» Instructions for the task: Take the listing and print it in full, exactly as given.

○ ○ ○ ○

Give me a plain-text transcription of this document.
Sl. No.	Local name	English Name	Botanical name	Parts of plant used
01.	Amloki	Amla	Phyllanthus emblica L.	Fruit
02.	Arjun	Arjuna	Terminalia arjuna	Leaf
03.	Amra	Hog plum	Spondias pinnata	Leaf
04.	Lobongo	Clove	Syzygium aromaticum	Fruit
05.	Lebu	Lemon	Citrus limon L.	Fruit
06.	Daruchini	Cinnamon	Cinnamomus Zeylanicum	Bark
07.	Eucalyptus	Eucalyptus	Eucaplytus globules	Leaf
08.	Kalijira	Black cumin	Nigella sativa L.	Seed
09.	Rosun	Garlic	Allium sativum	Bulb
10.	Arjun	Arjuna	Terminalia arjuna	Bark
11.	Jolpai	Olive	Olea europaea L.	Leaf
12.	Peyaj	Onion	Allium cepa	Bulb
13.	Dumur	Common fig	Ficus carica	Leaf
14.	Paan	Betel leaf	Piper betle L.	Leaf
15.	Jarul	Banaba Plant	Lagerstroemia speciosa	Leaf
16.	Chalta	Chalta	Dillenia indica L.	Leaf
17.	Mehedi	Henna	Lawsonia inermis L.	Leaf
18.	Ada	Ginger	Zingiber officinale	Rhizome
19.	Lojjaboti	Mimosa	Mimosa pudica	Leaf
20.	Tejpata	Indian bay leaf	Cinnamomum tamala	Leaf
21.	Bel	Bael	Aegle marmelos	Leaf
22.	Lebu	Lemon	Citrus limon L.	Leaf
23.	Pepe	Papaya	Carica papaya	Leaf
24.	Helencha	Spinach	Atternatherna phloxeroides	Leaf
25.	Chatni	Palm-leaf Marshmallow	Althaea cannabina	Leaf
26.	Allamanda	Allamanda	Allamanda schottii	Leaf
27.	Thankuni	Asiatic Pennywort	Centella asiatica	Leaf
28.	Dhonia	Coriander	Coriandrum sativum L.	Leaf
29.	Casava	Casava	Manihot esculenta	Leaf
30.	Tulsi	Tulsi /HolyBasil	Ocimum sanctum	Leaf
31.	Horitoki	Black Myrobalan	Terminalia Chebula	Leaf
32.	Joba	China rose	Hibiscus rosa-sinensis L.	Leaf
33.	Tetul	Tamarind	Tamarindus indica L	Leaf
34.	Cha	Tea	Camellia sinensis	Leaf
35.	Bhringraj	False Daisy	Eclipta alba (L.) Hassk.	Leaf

○ ○ ○ ○

» Solution to this exercise:
Give me a plain-text transcription of this document.
Sl. No.	Local name	English Name	Botanical name	Parts of plant used
01.	Amloki	Amla	Phyllanthus emblica L.	Fruit
02.	Arjun	Arjuna	Terminalia arjuna	Leaf
03.	Amra	Hog plum	Spondias pinnata	Leaf
04.	Lobongo	Clove	Syzygium aromaticum	Fruit
05.	Lebu	Lemon	Citrus limon L.	Fruit
06.	Daruchini	Cinnamon	Cinnamomus Zeylanicum	Bark
07.	Eucalyptus	Eucalyptus	Eucaplytus globules	Leaf
08.	Kalijira	Black cumin	Nigella sativa L.	Seed
09.	Rosun	Garlic	Allium sativum	Bulb
10.	Arjun	Arjuna	Terminalia arjuna	Bark
11.	Jolpai	Olive	Olea europaea L.	Leaf
12.	Peyaj	Onion	Allium cepa	Bulb
13.	Dumur	Common fig	Ficus carica	Leaf
14.	Paan	Betel leaf	Piper betle L.	Leaf
15.	Jarul	Banaba Plant	Lagerstroemia speciosa	Leaf
16.	Chalta	Chalta	Dillenia indica L.	Leaf
17.	Mehedi	Henna	Lawsonia inermis L.	Leaf
18.	Ada	Ginger	Zingiber officinale	Rhizome
19.	Lojjaboti	Mimosa	Mimosa pudica	Leaf
20.	Tejpata	Indian bay leaf	Cinnamomum tamala	Leaf
21.	Bel	Bael	Aegle marmelos	Leaf
22.	Lebu	Lemon	Citrus limon L.	Leaf
23.	Pepe	Papaya	Carica papaya	Leaf
24.	Helencha	Spinach	Atternatherna phloxeroides	Leaf
25.	Chatni	Palm-leaf Marshmallow	Althaea cannabina	Leaf
26.	Allamanda	Allamanda	Allamanda schottii	Leaf
27.	Thankuni	Asiatic Pennywort	Centella asiatica	Leaf
28.	Dhonia	Coriander	Coriandrum sativum L.	Leaf
29.	Casava	Casava	Manihot esculenta	Leaf
30.	Tulsi	Tulsi /HolyBasil	Ocimum sanctum	Leaf
31.	Horitoki	Black Myrobalan	Terminalia Chebula	Leaf
32.	Joba	China rose	Hibiscus rosa-sinensis L.	Leaf
33.	Tetul	Tamarind	Tamarindus indica L	Leaf
34.	Cha	Tea	Camellia sinensis	Leaf
35.	Bhringraj	False Daisy	Eclipta alba (L.) Hassk.	Leaf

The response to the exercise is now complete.